THE REQUEST: Extract the complete listing and output it unchanged.

[Stored entries]
((

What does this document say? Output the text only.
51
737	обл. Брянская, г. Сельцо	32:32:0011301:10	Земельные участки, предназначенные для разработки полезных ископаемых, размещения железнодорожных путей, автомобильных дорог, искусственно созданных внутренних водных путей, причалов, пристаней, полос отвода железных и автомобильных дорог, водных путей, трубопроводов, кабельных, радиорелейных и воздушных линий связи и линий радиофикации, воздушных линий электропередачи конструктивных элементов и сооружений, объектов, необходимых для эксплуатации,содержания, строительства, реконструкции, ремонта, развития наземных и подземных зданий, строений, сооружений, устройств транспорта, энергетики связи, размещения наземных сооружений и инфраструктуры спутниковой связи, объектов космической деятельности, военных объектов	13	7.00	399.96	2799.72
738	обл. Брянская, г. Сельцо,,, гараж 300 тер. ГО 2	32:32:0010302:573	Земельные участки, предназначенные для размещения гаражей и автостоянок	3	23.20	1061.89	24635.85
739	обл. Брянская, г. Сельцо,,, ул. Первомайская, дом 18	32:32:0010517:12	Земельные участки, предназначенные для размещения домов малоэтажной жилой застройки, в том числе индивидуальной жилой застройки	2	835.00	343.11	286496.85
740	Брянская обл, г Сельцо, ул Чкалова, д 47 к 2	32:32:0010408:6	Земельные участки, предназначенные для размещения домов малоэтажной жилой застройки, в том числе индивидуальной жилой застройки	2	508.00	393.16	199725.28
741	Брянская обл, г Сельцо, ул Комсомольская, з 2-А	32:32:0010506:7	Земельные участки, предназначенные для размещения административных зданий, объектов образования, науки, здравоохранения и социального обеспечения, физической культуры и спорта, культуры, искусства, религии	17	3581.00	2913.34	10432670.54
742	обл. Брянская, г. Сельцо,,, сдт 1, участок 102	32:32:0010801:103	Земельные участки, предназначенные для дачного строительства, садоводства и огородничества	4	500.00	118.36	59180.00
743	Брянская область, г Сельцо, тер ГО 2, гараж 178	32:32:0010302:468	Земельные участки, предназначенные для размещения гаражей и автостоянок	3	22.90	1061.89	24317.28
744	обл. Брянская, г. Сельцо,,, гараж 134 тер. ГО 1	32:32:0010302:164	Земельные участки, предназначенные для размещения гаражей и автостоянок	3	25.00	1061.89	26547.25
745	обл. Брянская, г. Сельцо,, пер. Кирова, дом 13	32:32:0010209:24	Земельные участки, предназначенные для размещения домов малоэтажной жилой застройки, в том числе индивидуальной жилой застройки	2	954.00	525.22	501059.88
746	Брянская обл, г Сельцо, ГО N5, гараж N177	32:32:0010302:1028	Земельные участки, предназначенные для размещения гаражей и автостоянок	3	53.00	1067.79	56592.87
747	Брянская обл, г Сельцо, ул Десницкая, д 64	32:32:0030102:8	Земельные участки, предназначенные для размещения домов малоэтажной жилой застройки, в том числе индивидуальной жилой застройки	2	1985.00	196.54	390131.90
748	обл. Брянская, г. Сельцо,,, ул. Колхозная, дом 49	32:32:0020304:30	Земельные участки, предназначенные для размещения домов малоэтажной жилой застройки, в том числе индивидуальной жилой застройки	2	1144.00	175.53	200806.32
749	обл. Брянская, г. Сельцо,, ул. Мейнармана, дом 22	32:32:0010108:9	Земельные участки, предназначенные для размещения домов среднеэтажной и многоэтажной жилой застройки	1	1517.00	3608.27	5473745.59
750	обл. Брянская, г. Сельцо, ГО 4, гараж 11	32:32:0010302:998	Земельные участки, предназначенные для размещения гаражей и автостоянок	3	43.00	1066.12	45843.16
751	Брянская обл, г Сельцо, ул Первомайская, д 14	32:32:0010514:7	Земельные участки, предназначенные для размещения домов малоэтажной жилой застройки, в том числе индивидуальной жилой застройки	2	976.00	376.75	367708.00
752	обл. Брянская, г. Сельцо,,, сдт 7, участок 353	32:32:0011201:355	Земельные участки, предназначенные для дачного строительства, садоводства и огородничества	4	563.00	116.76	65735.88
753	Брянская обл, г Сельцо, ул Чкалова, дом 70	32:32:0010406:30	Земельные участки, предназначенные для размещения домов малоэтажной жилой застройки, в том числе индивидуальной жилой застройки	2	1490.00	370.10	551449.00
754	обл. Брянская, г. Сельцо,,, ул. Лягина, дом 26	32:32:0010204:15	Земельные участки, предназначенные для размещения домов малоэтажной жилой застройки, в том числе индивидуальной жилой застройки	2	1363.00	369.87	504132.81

))

EXERCISE RESULT:
What does this document say? Output the text only.
51
737	обл. Брянская, г. Сельцо	32:32:0011301:10	Земельные участки, предназначенные для разработки полезных ископаемых, размещения железнодорожных путей, автомобильных дорог, искусственно созданных внутренних водных путей, причалов, пристаней, полос отвода железных и автомобильных дорог, водных путей, трубопроводов, кабельных, радиорелейных и воздушных линий связи и линий радиофикации, воздушных линий электропередачи конструктивных элементов и сооружений, объектов, необходимых для эксплуатации,содержания, строительства, реконструкции, ремонта, развития наземных и подземных зданий, строений, сооружений, устройств транспорта, энергетики связи, размещения наземных сооружений и инфраструктуры спутниковой связи, объектов космической деятельности, военных объектов	13	7.00	399.96	2799.72
738	обл. Брянская, г. Сельцо,,, гараж 300 тер. ГО 2	32:32:0010302:573	Земельные участки, предназначенные для размещения гаражей и автостоянок	3	23.20	1061.89	24635.85
739	обл. Брянская, г. Сельцо,,, ул. Первомайская, дом 18	32:32:0010517:12	Земельные участки, предназначенные для размещения домов малоэтажной жилой застройки, в том числе индивидуальной жилой застройки	2	835.00	343.11	286496.85
740	Брянская обл, г Сельцо, ул Чкалова, д 47 к 2	32:32:0010408:6	Земельные участки, предназначенные для размещения домов малоэтажной жилой застройки, в том числе индивидуальной жилой застройки	2	508.00	393.16	199725.28
741	Брянская обл, г Сельцо, ул Комсомольская, з 2-А	32:32:0010506:7	Земельные участки, предназначенные для размещения административных зданий, объектов образования, науки, здравоохранения и социального обеспечения, физической культуры и спорта, культуры, искусства, религии	17	3581.00	2913.34	10432670.54
742	обл. Брянская, г. Сельцо,,, сдт 1, участок 102	32:32:0010801:103	Земельные участки, предназначенные для дачного строительства, садоводства и огородничества	4	500.00	118.36	59180.00
743	Брянская область, г Сельцо, тер ГО 2, гараж 178	32:32:0010302:468	Земельные участки, предназначенные для размещения гаражей и автостоянок	3	22.90	1061.89	24317.28
744	обл. Брянская, г. Сельцо,,, гараж 134 тер. ГО 1	32:32:0010302:164	Земельные участки, предназначенные для размещения гаражей и автостоянок	3	25.00	1061.89	26547.25
745	обл. Брянская, г. Сельцо,, пер. Кирова, дом 13	32:32:0010209:24	Земельные участки, предназначенные для размещения домов малоэтажной жилой застройки, в том числе индивидуальной жилой застройки	2	954.00	525.22	501059.88
746	Брянская обл, г Сельцо, ГО N5, гараж N177	32:32:0010302:1028	Земельные участки, предназначенные для размещения гаражей и автостоянок	3	53.00	1067.79	56592.87
747	Брянская обл, г Сельцо, ул Десницкая, д 64	32:32:0030102:8	Земельные участки, предназначенные для размещения домов малоэтажной жилой застройки, в том числе индивидуальной жилой застройки	2	1985.00	196.54	390131.90
748	обл. Брянская, г. Сельцо,,, ул. Колхозная, дом 49	32:32:0020304:30	Земельные участки, предназначенные для размещения домов малоэтажной жилой застройки, в том числе индивидуальной жилой застройки	2	1144.00	175.53	200806.32
749	обл. Брянская, г. Сельцо,, ул. Мейнармана, дом 22	32:32:0010108:9	Земельные участки, предназначенные для размещения домов среднеэтажной и многоэтажной жилой застройки	1	1517.00	3608.27	5473745.59
750	обл. Брянская, г. Сельцо, ГО 4, гараж 11	32:32:0010302:998	Земельные участки, предназначенные для размещения гаражей и автостоянок	3	43.00	1066.12	45843.16
751	Брянская обл, г Сельцо, ул Первомайская, д 14	32:32:0010514:7	Земельные участки, предназначенные для размещения домов малоэтажной жилой застройки, в том числе индивидуальной жилой застройки	2	976.00	376.75	367708.00
752	обл. Брянская, г. Сельцо,,, сдт 7, участок 353	32:32:0011201:355	Земельные участки, предназначенные для дачного строительства, садоводства и огородничества	4	563.00	116.76	65735.88
753	Брянская обл, г Сельцо, ул Чкалова, дом 70	32:32:0010406:30	Земельные участки, предназначенные для размещения домов малоэтажной жилой застройки, в том числе индивидуальной жилой застройки	2	1490.00	370.10	551449.00
754	обл. Брянская, г. Сельцо,,, ул. Лягина, дом 26	32:32:0010204:15	Земельные участки, предназначенные для размещения домов малоэтажной жилой застройки, в том числе индивидуальной жилой застройки	2	1363.00	369.87	504132.81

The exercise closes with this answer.